Stored data entries:
□ □ □ □
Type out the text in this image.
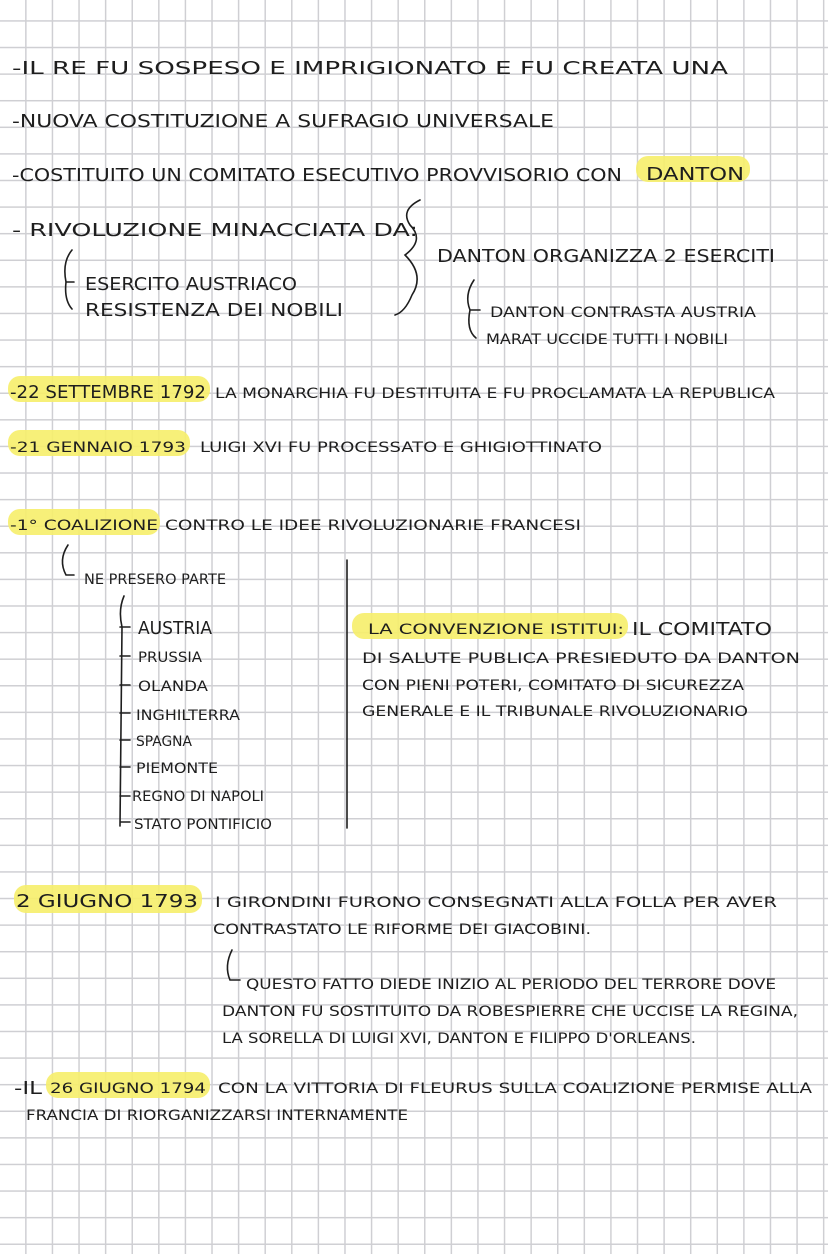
-IL RE FU SOSPESO E IMPRIGIONATO E FU CREATA UNA
-NUOVA COSTITUZIONE A SUFRAGIO UNIVERSALE
-COSTITUITO UN COMITATO ESECUTIVO PROVVISORIO CON DANTON
- RIVOLUZIONE MINACCIATA DA:
ESERCITO AUSTRIACO
RESISTENZA DEI NOBILI
DANTON ORGANIZZA 2 ESERCITI
DANTON CONTRASTA AUSTRIA
MARAT UCCIDE TUTTI I NOBILI
-22 SETTEMBRE 1792 LA MONARCHIA FU DESTITUITA E FU PROCLAMATA LA REPUBLICA
-21 GENNAIO 1793 LUIGI XVI FU PROCESSATO E GHIGIOTTINATO
-1° COALIZIONE CONTRO LE IDEE RIVOLUZIONARIE FRANCESI
NE PRESERO PARTE
AUSTRIA
PRUSSIA
OLANDA
INGHILTERRA
SPAGNA
PIEMONTE
REGNO DI NAPOLI
STATO PONTIFICIO
LA CONVENZIONE ISTITUI: IL COMITATO
DI SALUTE PUBLICA PRESIEDUTO DA DANTON
CON PIENI POTERI, COMITATO DI SICUREZZA
GENERALE E IL TRIBUNALE RIVOLUZIONARIO
2 GIUGNO 1793 I GIRONDINI FURONO CONSEGNATI ALLA FOLLA PER AVER
CONTRASTATO LE RIFORME DEI GIACOBINI.
QUESTO FATTO DIEDE INIZIO AL PERIODO DEL TERRORE DOVE
DANTON FU SOSTITUITO DA ROBESPIERRE CHE UCCISE LA REGINA,
LA SORELLA DI LUIGI XVI, DANTON E FILIPPO D'ORLEANS.
-IL 26 GIUGNO 1794 CON LA VITTORIA DI FLEURUS SULLA COALIZIONE PERMISE ALLA
FRANCIA DI RIORGANIZZARSI INTERNAMENTE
□ □ □ □
▶ Instruction:
Ignore the images and quote every line of the listing exactly.

▶ Answer to this exercise:
Type out the text in this image.
-IL RE FU SOSPESO E IMPRIGIONATO E FU CREATA UNA
-NUOVA COSTITUZIONE A SUFRAGIO UNIVERSALE
-COSTITUITO UN COMITATO ESECUTIVO PROVVISORIO CON DANTON
- RIVOLUZIONE MINACCIATA DA:
ESERCITO AUSTRIACO
RESISTENZA DEI NOBILI
DANTON ORGANIZZA 2 ESERCITI
DANTON CONTRASTA AUSTRIA
MARAT UCCIDE TUTTI I NOBILI
-22 SETTEMBRE 1792 LA MONARCHIA FU DESTITUITA E FU PROCLAMATA LA REPUBLICA
-21 GENNAIO 1793 LUIGI XVI FU PROCESSATO E GHIGIOTTINATO
-1° COALIZIONE CONTRO LE IDEE RIVOLUZIONARIE FRANCESI
NE PRESERO PARTE
AUSTRIA
PRUSSIA
OLANDA
INGHILTERRA
SPAGNA
PIEMONTE
REGNO DI NAPOLI
STATO PONTIFICIO
LA CONVENZIONE ISTITUI: IL COMITATO
DI SALUTE PUBLICA PRESIEDUTO DA DANTON
CON PIENI POTERI, COMITATO DI SICUREZZA
GENERALE E IL TRIBUNALE RIVOLUZIONARIO
2 GIUGNO 1793 I GIRONDINI FURONO CONSEGNATI ALLA FOLLA PER AVER
CONTRASTATO LE RIFORME DEI GIACOBINI.
QUESTO FATTO DIEDE INIZIO AL PERIODO DEL TERRORE DOVE
DANTON FU SOSTITUITO DA ROBESPIERRE CHE UCCISE LA REGINA,
LA SORELLA DI LUIGI XVI, DANTON E FILIPPO D'ORLEANS.
-IL 26 GIUGNO 1794 CON LA VITTORIA DI FLEURUS SULLA COALIZIONE PERMISE ALLA
FRANCIA DI RIORGANIZZARSI INTERNAMENTE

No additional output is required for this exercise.